Records follow. Pull out every line that contains "Chow".

-- Records for the exercise follows --

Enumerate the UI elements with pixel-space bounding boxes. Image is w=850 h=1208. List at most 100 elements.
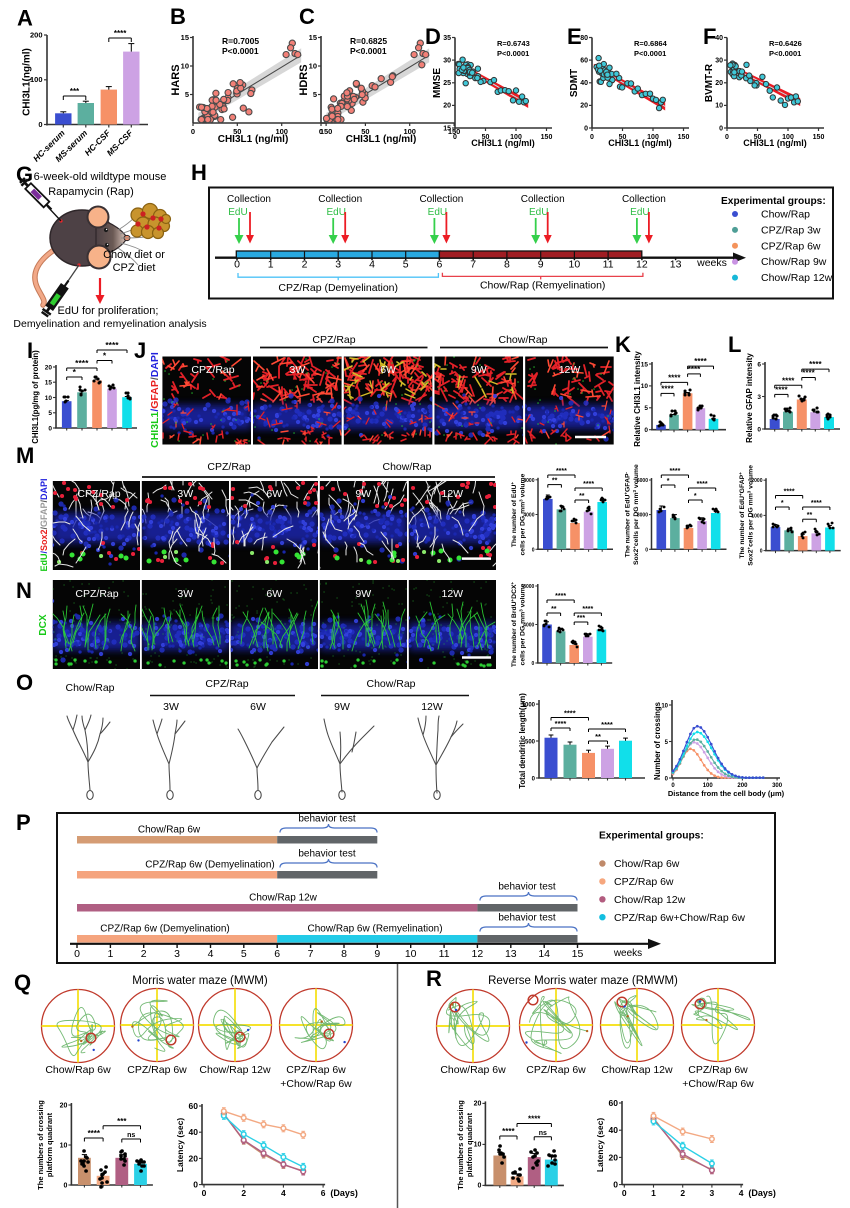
svg-text:CHI3L1(pg/mg of protein): CHI3L1(pg/mg of protein) [31,350,40,444]
svg-text:5: 5 [185,90,189,99]
svg-text:R=0.6743: R=0.6743 [497,39,530,48]
svg-text:****: **** [528,1115,541,1124]
svg-text:behavior test: behavior test [298,849,355,860]
svg-text:9W: 9W [334,701,350,713]
svg-text:20: 20 [609,1152,619,1162]
svg-text:5: 5 [403,259,409,271]
svg-text:10: 10 [715,103,723,110]
svg-text:20: 20 [715,80,723,87]
svg-text:4: 4 [369,259,375,271]
svg-text:5: 5 [313,90,317,99]
svg-text:****: **** [75,358,89,368]
svg-text:12: 12 [636,259,648,271]
svg-text:**: ** [551,606,557,613]
svg-text:CHI3L1 (ng/ml): CHI3L1 (ng/ml) [471,138,535,148]
svg-text:CHI3L1/GFAP/DAPI: CHI3L1/GFAP/DAPI [149,352,161,448]
svg-text:100: 100 [510,134,522,141]
svg-text:15: 15 [443,125,451,132]
svg-text:Morris water maze (MWM): Morris water maze (MWM) [132,975,268,987]
svg-text:Latency (sec): Latency (sec) [175,1118,185,1172]
svg-text:2000: 2000 [751,478,762,484]
svg-text:****: **** [802,369,815,378]
svg-text:Chow/Rap: Chow/Rap [382,461,431,473]
svg-text:0: 0 [319,127,323,136]
svg-text:*: * [103,351,107,361]
svg-text:EdU: EdU [228,207,247,218]
svg-text:60: 60 [609,1098,619,1108]
svg-text:30: 30 [443,57,451,64]
svg-text:20: 20 [45,364,53,371]
svg-text:9W: 9W [355,588,371,600]
svg-text:Relative GFAP intensity: Relative GFAP intensity [745,353,754,443]
svg-text:10: 10 [309,62,317,71]
svg-text:0: 0 [622,1188,627,1198]
svg-text:Latency (sec): Latency (sec) [595,1118,605,1172]
svg-text:1: 1 [107,948,113,960]
svg-text:CPZ/Rap 6w: CPZ/Rap 6w [761,240,821,252]
svg-text:15: 15 [309,33,317,42]
svg-text:platform quadrant: platform quadrant [465,1112,474,1177]
svg-text:1000: 1000 [751,513,762,519]
svg-text:P<0.0001: P<0.0001 [222,46,259,56]
svg-text:6: 6 [436,259,442,271]
svg-text:40: 40 [189,1127,199,1137]
svg-text:3: 3 [335,259,341,271]
svg-text:6: 6 [321,1188,326,1198]
svg-text:Chow/Rap 6w (Remyelination): Chow/Rap 6w (Remyelination) [307,924,442,935]
svg-text:0: 0 [644,427,648,434]
svg-text:ns: ns [539,1130,547,1137]
svg-text:Chow/Rap 12w: Chow/Rap 12w [249,893,318,904]
svg-text:O: O [16,670,33,695]
svg-text:20: 20 [474,1101,482,1108]
svg-text:500: 500 [525,739,536,745]
svg-text:****: **** [775,385,788,394]
svg-text:****: **** [601,720,613,729]
svg-text:Distance from the cell body (μ: Distance from the cell body (μm) [668,789,785,798]
svg-text:Chow/Rap (Remyelination): Chow/Rap (Remyelination) [480,280,605,292]
svg-text:5: 5 [644,405,648,412]
svg-text:12W: 12W [442,588,464,600]
svg-text:3W: 3W [163,701,179,713]
svg-text:80: 80 [580,35,588,42]
svg-text:0: 0 [532,547,535,553]
svg-text:50: 50 [754,134,762,141]
svg-text:****: **** [694,357,707,366]
svg-text:7: 7 [470,259,476,271]
svg-text:CPZ/Rap 6w (Demyelination): CPZ/Rap 6w (Demyelination) [100,924,230,935]
svg-text:5: 5 [665,740,669,746]
svg-text:8: 8 [504,259,510,271]
svg-text:11: 11 [603,259,614,271]
svg-text:ns: ns [127,1132,135,1139]
svg-text:The numbers of crossing: The numbers of crossing [456,1100,465,1190]
svg-text:CPZ/Rap: CPZ/Rap [312,334,355,346]
svg-text:200: 200 [30,31,43,40]
svg-text:EdU for proliferation;: EdU for proliferation; [58,305,159,317]
svg-text:cells per DG mm3 volume: cells per DG mm3 volume [518,473,527,555]
svg-text:3W: 3W [177,488,193,500]
svg-text:10: 10 [569,259,581,271]
svg-text:13: 13 [670,259,682,271]
svg-text:0: 0 [671,783,675,789]
svg-text:10: 10 [641,383,649,390]
svg-text:Collection: Collection [318,194,362,205]
svg-text:0: 0 [532,776,536,782]
svg-text:60: 60 [580,57,588,64]
svg-text:Chow/Rap 6w: Chow/Rap 6w [614,858,680,870]
svg-text:0: 0 [719,125,723,132]
svg-text:Reverse Morris water maze (RM: Reverse Morris water maze (RMWM) [488,975,678,987]
svg-text:Chow/Rap 9w: Chow/Rap 9w [761,256,827,268]
svg-text:Sox2+cells per DG mm3 volume: Sox2+cells per DG mm3 volume [632,464,641,565]
svg-text:****: **** [811,500,822,507]
svg-text:3W: 3W [290,364,306,376]
svg-text:10: 10 [45,395,53,402]
svg-text:CHI3L1 (ng/ml): CHI3L1 (ng/ml) [218,134,289,145]
svg-text:2: 2 [302,259,308,271]
svg-text:35: 35 [443,35,451,42]
svg-text:R: R [426,966,442,991]
svg-text:0: 0 [453,134,457,141]
svg-text:4: 4 [739,1188,744,1198]
svg-text:150: 150 [813,134,825,141]
svg-text:1: 1 [651,1188,656,1198]
svg-text:3: 3 [174,948,180,960]
svg-text:N: N [16,578,32,603]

-- Records for the exercise concluded --

Answer
svg-text:Chow/Rap: Chow/Rap [382,461,431,473]
svg-text:Chow/Rap 6w (Remyelination): Chow/Rap 6w (Remyelination) [307,924,442,935]
svg-text:Chow/Rap 12w: Chow/Rap 12w [249,893,318,904]
svg-text:Chow/Rap (Remyelination): Chow/Rap (Remyelination) [480,280,605,292]
svg-text:Chow/Rap 6w: Chow/Rap 6w [614,858,680,870]
svg-text:Chow/Rap 9w: Chow/Rap 9w [761,256,827,268]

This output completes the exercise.